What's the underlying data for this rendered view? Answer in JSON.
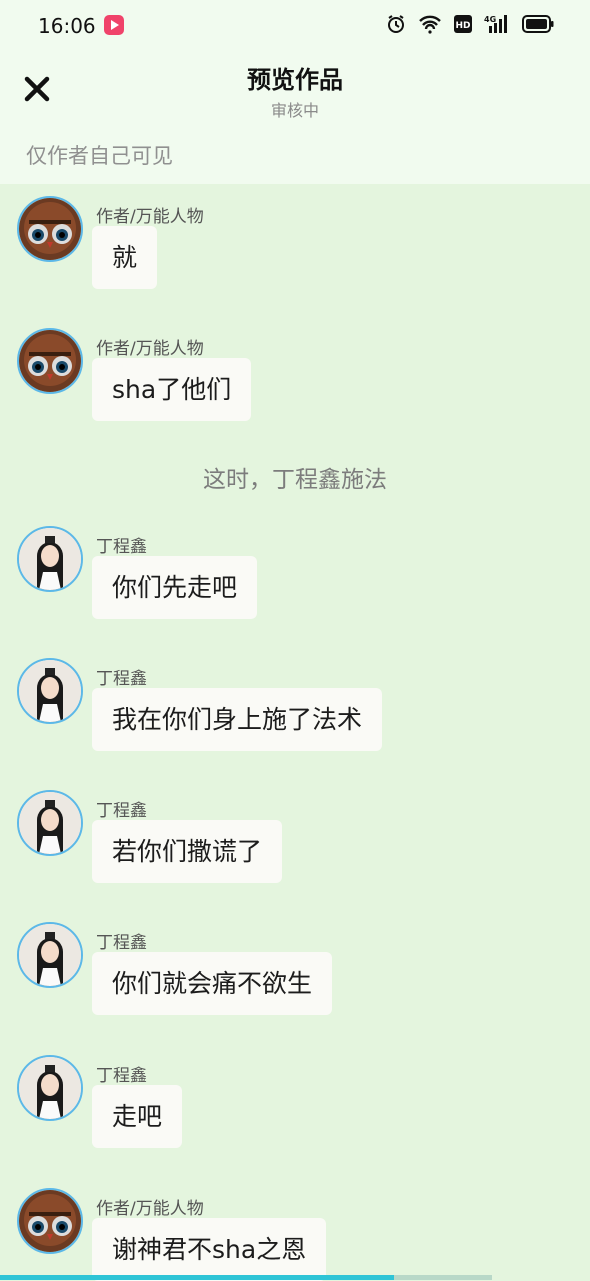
{
  "status_bar": {
    "time": "16:06"
  },
  "header": {
    "title": "预览作品",
    "subtitle": "审核中",
    "visibility_note": "仅作者自己可见"
  },
  "colors": {
    "header_bg": "#f1fbef",
    "chat_bg": "#e4f5de",
    "bubble_bg": "#fafaf6",
    "avatar_ring": "#5cb8e8",
    "progress": "#2ec4d6"
  },
  "messages": [
    {
      "type": "bubble",
      "sender": "作者/万能人物",
      "text": "就",
      "avatar": "owl-avatar"
    },
    {
      "type": "bubble",
      "sender": "作者/万能人物",
      "text": "sha了他们",
      "avatar": "owl-avatar"
    },
    {
      "type": "narration",
      "text": "这时，丁程鑫施法"
    },
    {
      "type": "bubble",
      "sender": "丁程鑫",
      "text": "你们先走吧",
      "avatar": "person-avatar"
    },
    {
      "type": "bubble",
      "sender": "丁程鑫",
      "text": "我在你们身上施了法术",
      "avatar": "person-avatar"
    },
    {
      "type": "bubble",
      "sender": "丁程鑫",
      "text": "若你们撒谎了",
      "avatar": "person-avatar"
    },
    {
      "type": "bubble",
      "sender": "丁程鑫",
      "text": "你们就会痛不欲生",
      "avatar": "person-avatar"
    },
    {
      "type": "bubble",
      "sender": "丁程鑫",
      "text": "走吧",
      "avatar": "person-avatar"
    },
    {
      "type": "bubble",
      "sender": "作者/万能人物",
      "text": "谢神君不sha之恩",
      "avatar": "owl-avatar"
    }
  ],
  "progress": {
    "fraction": 0.8
  }
}
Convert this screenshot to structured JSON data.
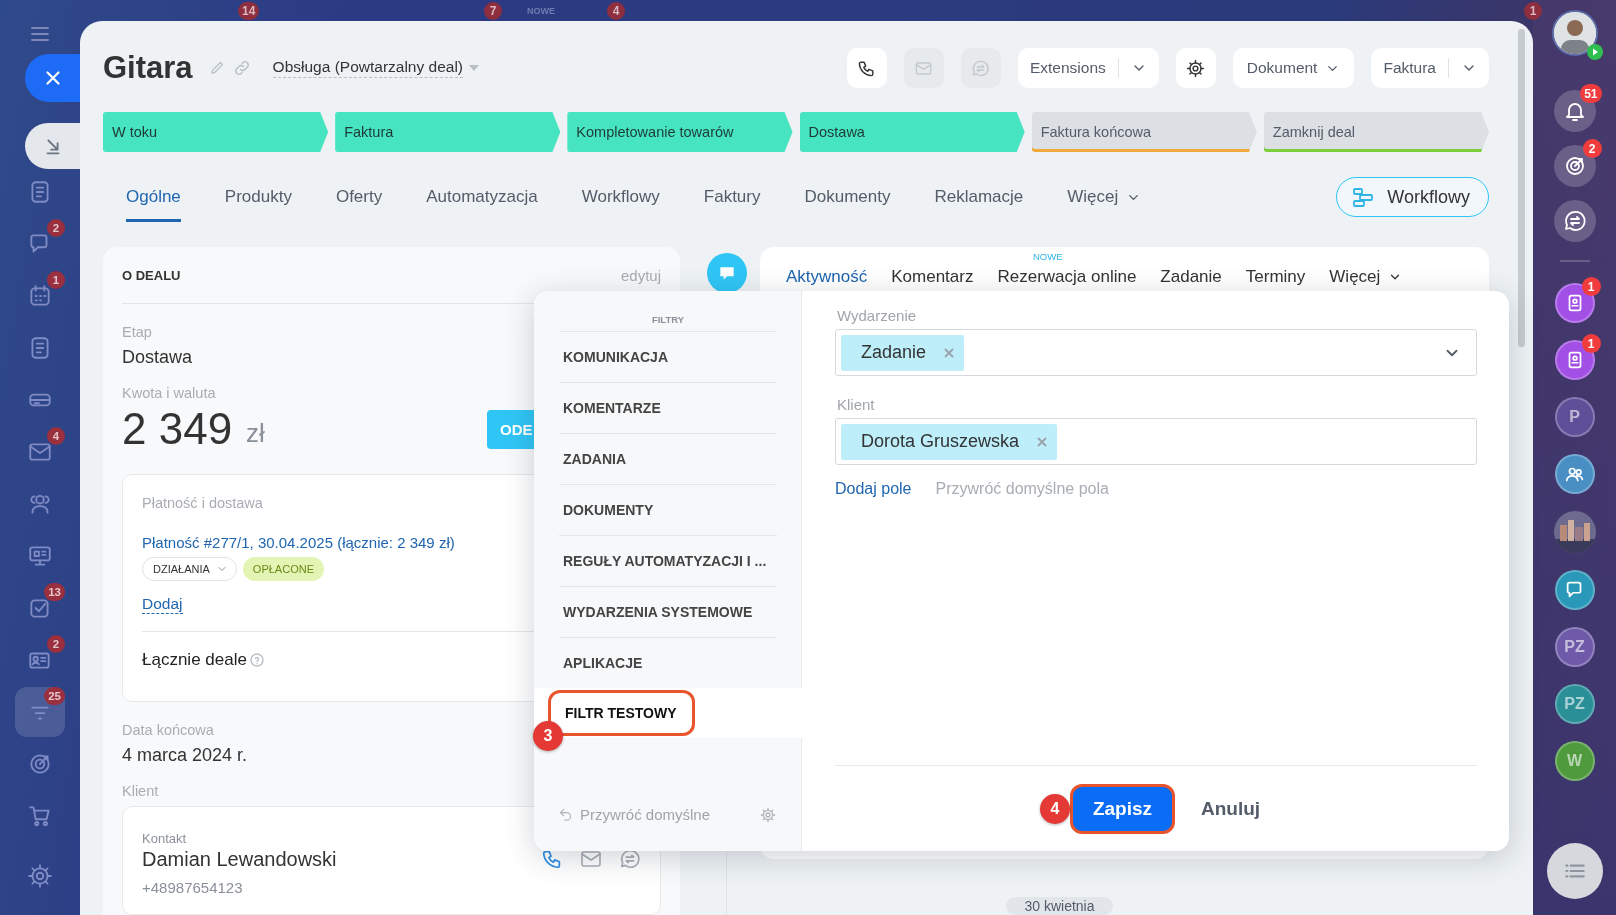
{
  "top_counters": [
    {
      "kind": "badge",
      "text": "14"
    },
    {
      "kind": "badge",
      "text": "7"
    },
    {
      "kind": "label",
      "text": "NOWE"
    },
    {
      "kind": "badge",
      "text": "4"
    },
    {
      "kind": "badge",
      "text": "1"
    }
  ],
  "left_rail": {
    "items": [
      {
        "selected": false
      },
      {
        "selected": false,
        "badge": "2"
      },
      {
        "selected": false,
        "badge": "1"
      },
      {
        "selected": false
      },
      {
        "selected": false
      },
      {
        "selected": false,
        "badge": "4"
      },
      {
        "selected": false
      },
      {
        "selected": false
      },
      {
        "selected": false,
        "badge": "13"
      },
      {
        "selected": false,
        "badge": "2"
      },
      {
        "selected": true,
        "badge": "25"
      },
      {
        "selected": false
      },
      {
        "selected": false
      },
      {
        "selected": false
      }
    ]
  },
  "header": {
    "title": "Gitara",
    "category": "Obsługa (Powtarzalny deal)",
    "actions": [
      {
        "kind": "icon",
        "disabled": false
      },
      {
        "kind": "icon",
        "disabled": true
      },
      {
        "kind": "icon",
        "disabled": true
      },
      {
        "kind": "split",
        "label": "Extensions"
      },
      {
        "kind": "icon",
        "disabled": false
      },
      {
        "kind": "dropdown",
        "label": "Dokument"
      },
      {
        "kind": "split",
        "label": "Faktura"
      }
    ]
  },
  "stages": [
    {
      "label": "W toku",
      "done": true,
      "color": "#47e4c2"
    },
    {
      "label": "Faktura",
      "done": true,
      "color": "#47e4c2"
    },
    {
      "label": "Kompletowanie towarów",
      "done": true,
      "color": "#47e4c2"
    },
    {
      "label": "Dostawa",
      "done": true,
      "color": "#47e4c2"
    },
    {
      "label": "Faktura końcowa",
      "done": false,
      "color": "#f2a93b"
    },
    {
      "label": "Zamknij deal",
      "done": false,
      "color": "#7bd03a"
    }
  ],
  "tabs": [
    {
      "label": "Ogólne",
      "selected": true,
      "kind": "tab"
    },
    {
      "label": "Produkty",
      "selected": false,
      "kind": "tab"
    },
    {
      "label": "Oferty",
      "selected": false,
      "kind": "tab"
    },
    {
      "label": "Automatyzacja",
      "selected": false,
      "kind": "tab"
    },
    {
      "label": "Workflowy",
      "selected": false,
      "kind": "tab"
    },
    {
      "label": "Faktury",
      "selected": false,
      "kind": "tab"
    },
    {
      "label": "Dokumenty",
      "selected": false,
      "kind": "tab"
    },
    {
      "label": "Reklamacje",
      "selected": false,
      "kind": "tab"
    },
    {
      "label": "Więcej",
      "selected": false,
      "kind": "dropdown"
    }
  ],
  "workflow_button": "Workflowy",
  "deal": {
    "title": "O DEALU",
    "edit": "edytuj",
    "stage_label": "Etap",
    "stage": "Dostawa",
    "amount_label": "Kwota i waluta",
    "amount": "2 349",
    "currency": "zł",
    "amount_button": "ODE",
    "payment": {
      "title": "Płatność i dostawa",
      "link": "Płatność #277/1, 30.04.2025 (łącznie: 2 349 zł)",
      "actions": "DZIAŁANIA",
      "status": "OPŁACONE",
      "add": "Dodaj",
      "total": "Łącznie deale"
    },
    "end_date_label": "Data końcowa",
    "end_date": "4 marca 2024 r.",
    "client_label": "Klient",
    "contact": {
      "label": "Kontakt",
      "name": "Damian Lewandowski",
      "phone": "+48987654123"
    }
  },
  "timeline": {
    "tabs": [
      {
        "label": "Aktywność",
        "selected": true,
        "kind": "tab"
      },
      {
        "label": "Komentarz",
        "selected": false,
        "kind": "tab"
      },
      {
        "label": "Rezerwacja online",
        "selected": false,
        "kind": "tab",
        "badge": "NOWE"
      },
      {
        "label": "Zadanie",
        "selected": false,
        "kind": "tab"
      },
      {
        "label": "Terminy",
        "selected": false,
        "kind": "tab"
      },
      {
        "label": "Więcej",
        "selected": false,
        "kind": "dropdown"
      }
    ],
    "date": "30 kwietnia"
  },
  "filter_popup": {
    "filters": {
      "title": "FILTRY",
      "items": [
        {
          "label": "KOMUNIKACJA",
          "selected": false,
          "highlighted": false
        },
        {
          "label": "KOMENTARZE",
          "selected": false,
          "highlighted": false
        },
        {
          "label": "ZADANIA",
          "selected": false,
          "highlighted": false
        },
        {
          "label": "DOKUMENTY",
          "selected": false,
          "highlighted": false
        },
        {
          "label": "REGUŁY AUTOMATYZACJI I ...",
          "selected": false,
          "highlighted": false
        },
        {
          "label": "WYDARZENIA SYSTEMOWE",
          "selected": false,
          "highlighted": false
        },
        {
          "label": "APLIKACJE",
          "selected": false,
          "highlighted": false
        },
        {
          "label": "FILTR TESTOWY",
          "selected": true,
          "highlighted": true,
          "callout": "3"
        }
      ],
      "reset": "Przywróć domyślne"
    },
    "form": {
      "fields": [
        {
          "label": "Wydarzenie",
          "tags": [
            "Zadanie"
          ],
          "dropdown": true
        },
        {
          "label": "Klient",
          "tags": [
            "Dorota Gruszewska"
          ],
          "dropdown": false
        }
      ],
      "add_field": "Dodaj pole",
      "restore_fields": "Przywróć domyślne pola",
      "save": {
        "label": "Zapisz",
        "highlighted": true,
        "callout": "4"
      },
      "cancel": "Anuluj"
    }
  },
  "right_rail": {
    "tools": [
      {
        "kind": "button",
        "badge": "51"
      },
      {
        "kind": "button",
        "badge": "2"
      },
      {
        "kind": "button"
      }
    ],
    "chats": [
      {
        "kind": "icon",
        "color": "#a24fe6",
        "badge": "1"
      },
      {
        "kind": "icon",
        "color": "#a24fe6",
        "badge": "1"
      },
      {
        "kind": "initials",
        "text": "P",
        "color": "#5e4f98"
      },
      {
        "kind": "icon",
        "color": "#4a8fc4"
      },
      {
        "kind": "picture"
      },
      {
        "kind": "icon",
        "color": "#2a98b8"
      },
      {
        "kind": "initials",
        "text": "PZ",
        "color": "#6e5aa8"
      },
      {
        "kind": "initials",
        "text": "PZ",
        "color": "#2b8f98"
      },
      {
        "kind": "initials",
        "text": "W",
        "color": "#4e9a3c"
      }
    ]
  }
}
***
Copy out every line in the listing where the word "this" appears.

What's the underlying data for this rendered view? Answer in JSON.
Convert this screenshot to structured JSON data.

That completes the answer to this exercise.